**YOUR INSTRUCTIONS**. Please repeat all of the listing exactly.

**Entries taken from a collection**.

•••

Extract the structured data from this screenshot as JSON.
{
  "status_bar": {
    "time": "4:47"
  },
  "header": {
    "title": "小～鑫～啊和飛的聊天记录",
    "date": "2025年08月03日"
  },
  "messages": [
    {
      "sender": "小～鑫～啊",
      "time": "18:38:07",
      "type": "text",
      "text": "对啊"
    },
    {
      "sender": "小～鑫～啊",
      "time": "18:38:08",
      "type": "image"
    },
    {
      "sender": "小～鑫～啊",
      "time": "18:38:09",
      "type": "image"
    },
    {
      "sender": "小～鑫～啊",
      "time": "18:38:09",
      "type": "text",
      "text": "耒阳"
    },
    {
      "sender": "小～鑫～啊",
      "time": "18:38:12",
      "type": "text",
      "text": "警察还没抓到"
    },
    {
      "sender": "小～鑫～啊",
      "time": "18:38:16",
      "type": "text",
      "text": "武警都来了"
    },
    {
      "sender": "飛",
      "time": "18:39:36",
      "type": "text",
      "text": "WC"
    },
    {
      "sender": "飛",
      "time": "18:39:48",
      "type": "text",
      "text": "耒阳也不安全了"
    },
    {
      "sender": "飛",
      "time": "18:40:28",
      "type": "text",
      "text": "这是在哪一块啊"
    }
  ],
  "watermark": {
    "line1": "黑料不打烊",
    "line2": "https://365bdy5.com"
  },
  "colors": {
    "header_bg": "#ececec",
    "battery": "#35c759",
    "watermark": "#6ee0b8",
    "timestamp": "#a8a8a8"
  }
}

•••

**RESULT**.
Extract the structured data from this screenshot as JSON.
{
  "status_bar": {
    "time": "4:47"
  },
  "header": {
    "title": "小～鑫～啊和飛的聊天记录",
    "date": "2025年08月03日"
  },
  "messages": [
    {
      "sender": "小～鑫～啊",
      "time": "18:38:07",
      "type": "text",
      "text": "对啊"
    },
    {
      "sender": "小～鑫～啊",
      "time": "18:38:08",
      "type": "image"
    },
    {
      "sender": "小～鑫～啊",
      "time": "18:38:09",
      "type": "image"
    },
    {
      "sender": "小～鑫～啊",
      "time": "18:38:09",
      "type": "text",
      "text": "耒阳"
    },
    {
      "sender": "小～鑫～啊",
      "time": "18:38:12",
      "type": "text",
      "text": "警察还没抓到"
    },
    {
      "sender": "小～鑫～啊",
      "time": "18:38:16",
      "type": "text",
      "text": "武警都来了"
    },
    {
      "sender": "飛",
      "time": "18:39:36",
      "type": "text",
      "text": "WC"
    },
    {
      "sender": "飛",
      "time": "18:39:48",
      "type": "text",
      "text": "耒阳也不安全了"
    },
    {
      "sender": "飛",
      "time": "18:40:28",
      "type": "text",
      "text": "这是在哪一块啊"
    }
  ],
  "watermark": {
    "line1": "黑料不打烊",
    "line2": "https://365bdy5.com"
  },
  "colors": {
    "header_bg": "#ececec",
    "battery": "#35c759",
    "watermark": "#6ee0b8",
    "timestamp": "#a8a8a8"
  }
}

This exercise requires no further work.